REQUIRED TASK: Without the pictures, reproduce the records that follow exactly.

ENTRIES:
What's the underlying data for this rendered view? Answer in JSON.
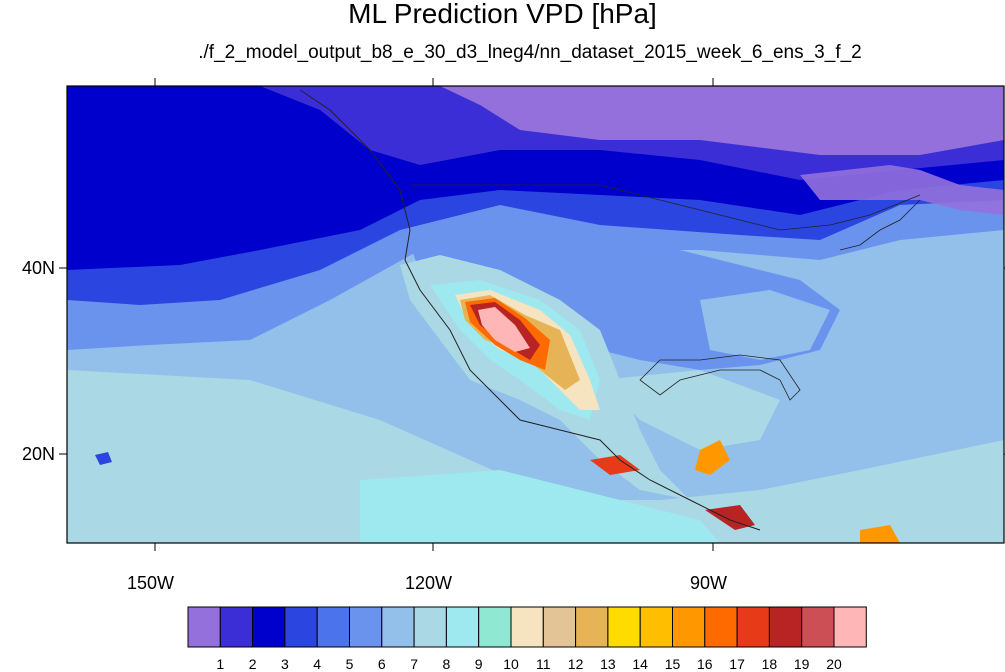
{
  "title": "ML Prediction VPD [hPa]",
  "subtitle": "./f_2_model_output_b8_e_30_d3_lneg4/nn_dataset_2015_week_6_ens_3_f_2",
  "axes": {
    "lat_labels": [
      "40N",
      "20N"
    ],
    "lon_labels": [
      "150W",
      "120W",
      "90W"
    ]
  },
  "colorbar": {
    "colors": [
      "#9370db",
      "#3b2ed6",
      "#0000cd",
      "#2b45e0",
      "#4a73ec",
      "#6a93ee",
      "#92c0ea",
      "#aad8e4",
      "#9ee8ef",
      "#8ee8d2",
      "#f5e4bf",
      "#e2c496",
      "#e6b456",
      "#ffdc00",
      "#ffbf00",
      "#ff9800",
      "#ff6a00",
      "#e63a18",
      "#b82323",
      "#cc4f55",
      "#ffb6b6"
    ],
    "labels": [
      "1",
      "2",
      "3",
      "4",
      "5",
      "6",
      "7",
      "8",
      "9",
      "10",
      "11",
      "12",
      "13",
      "14",
      "15",
      "16",
      "17",
      "18",
      "19",
      "20"
    ]
  }
}
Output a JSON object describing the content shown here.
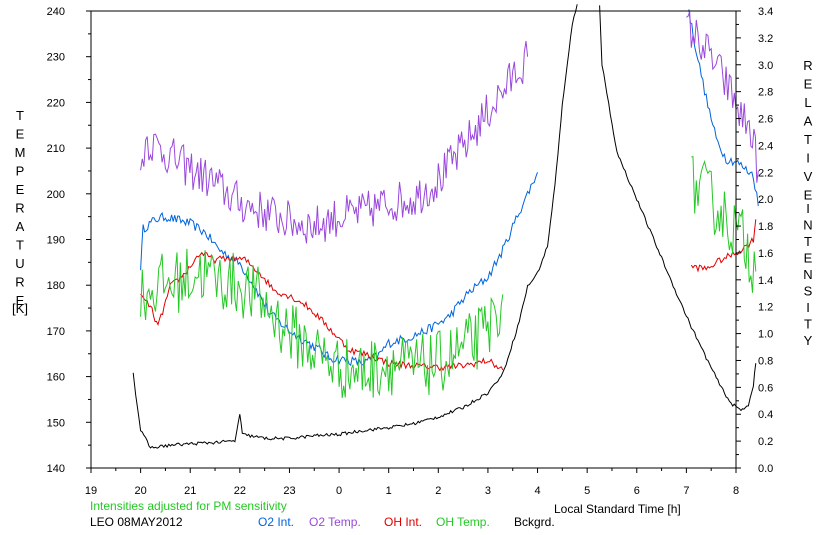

COMPLETE OUTPUT:
What's the underlying data for this rendered view? Answer in JSON.
{
  "title": "ML Prediction VPD [hPa]",
  "subtitle": "./f_2_model_output_b8_e_30_d3_lneg4/nn_dataset_2015_week_6_ens_3_f_2",
  "axes": {
    "lat_labels": [
      "40N",
      "20N"
    ],
    "lon_labels": [
      "150W",
      "120W",
      "90W"
    ]
  },
  "colorbar": {
    "colors": [
      "#9370db",
      "#3b2ed6",
      "#0000cd",
      "#2b45e0",
      "#4a73ec",
      "#6a93ee",
      "#92c0ea",
      "#aad8e4",
      "#9ee8ef",
      "#8ee8d2",
      "#f5e4bf",
      "#e2c496",
      "#e6b456",
      "#ffdc00",
      "#ffbf00",
      "#ff9800",
      "#ff6a00",
      "#e63a18",
      "#b82323",
      "#cc4f55",
      "#ffb6b6"
    ],
    "labels": [
      "1",
      "2",
      "3",
      "4",
      "5",
      "6",
      "7",
      "8",
      "9",
      "10",
      "11",
      "12",
      "13",
      "14",
      "15",
      "16",
      "17",
      "18",
      "19",
      "20"
    ]
  }
}
Output a JSON object describing the content shown here.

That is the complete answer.